[START Document extract]

What I want from min_member_1(?Min, ?Lst) is to expresses a relation that says Min will always be lower (in the standard order of terms) than any of the elements in Lst.

?- min_member_1(X, L), L = [_,2,3,4], X = 1.
X = 1,
L = [1, 2, 3, 4] .

If variables get instantiated at a later time, the order in which they get bound becomes important as a comparison between a free variable and an instantiated one might be made.

?- min_member_1(X, [A,B,C]), B is 3, C is 4, A is 1.
X = A, A = 1,
B = 3,
C = 4 ;
false.
?- min_member_1(X, [A,B,C]), A is 1, B is 3, C is 4.
false.

But this can be avoided by unifying all of them in the same goal:

?- min_member_1(X, [A,B,C]), [A, B, C] = [1, 3, 4].
X = A, A = 1,
B = 3,
C = 4 ;
false.

Versions

If the comparisons are intended only for instantiated variables, promise_relation/3 can be changed to check the relation only when both variables get instantiated:

promise_relation(Rel_2, X, Y):-
    when((ground(X), ground(Y)), call(Rel_2, X, Y)).

A simple test:

?- L = [_, _, _, _], min_member_1(X, L), L = [3,4,1,2].

[END Document extract]

▸ Exercise A:
In the text on the Prolog relation min_member_1, how can the problem of variables being bound in an unfavorable order be avoided?
▸ Exercise B:
Continue the text on the Prolog relation min_member_1 from its last line.

[START Source excerpt]

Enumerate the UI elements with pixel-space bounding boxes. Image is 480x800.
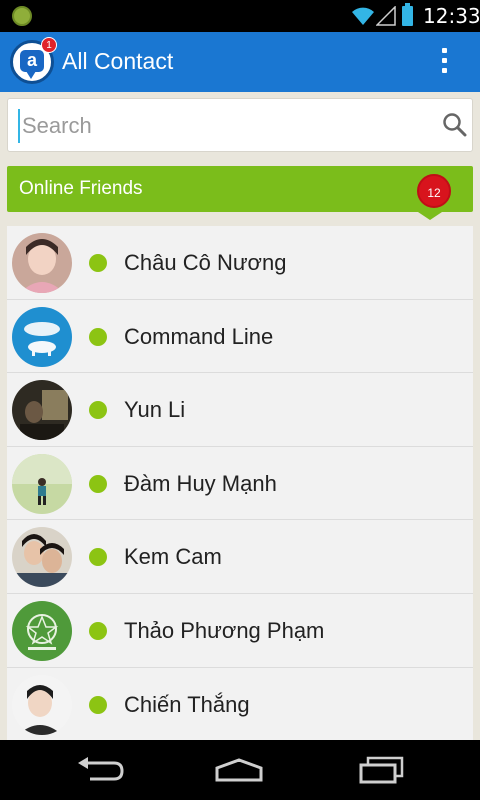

[END Source excerpt]

▸ Expected output A:
By unifying all of the variables in the same goal.

▸ Expected output B:
L = [3, 4, 1, 2],
X = 1 ;
false.

! Edits were made to improve the initial post thanks to false's comments and suggestions.



回答5:

This is how min_member/2 is implemented:

min_member(Min, [H|T]) :-
    min_member_(T, H, Min).

min_member_([], Min, Min).
min_member_([H|T], Min0, Min) :-
    (   H @>= Min0
    ->  min_member_(T, Min0, Min)
    ;   min_member_(T, H, Min)
    ).

So it seems that min_member/2 actually tries to unify Min (the first argument) with the smallest element in List in the standard order of terms.



回答6:

I have an observation regarding your xmin_member implementation. It fails on this query:

?- xmin_member(1, [X, 2, 3]).
false.

I tried to include the case when the list might include free variables. So, I came up with this:

ymin_member(Min, Lst):-
    member(Min, Lst),
    maplist(@=<(Min), Lst).

Of course it's worse in terms of efficiency, but it works on that case:

?- ymin_member(1, [X, 2, 3]).
X = 1 ;
false.

?- ymin_member(X, [X, 2, 3]).
true ;
X = 2 ;
false.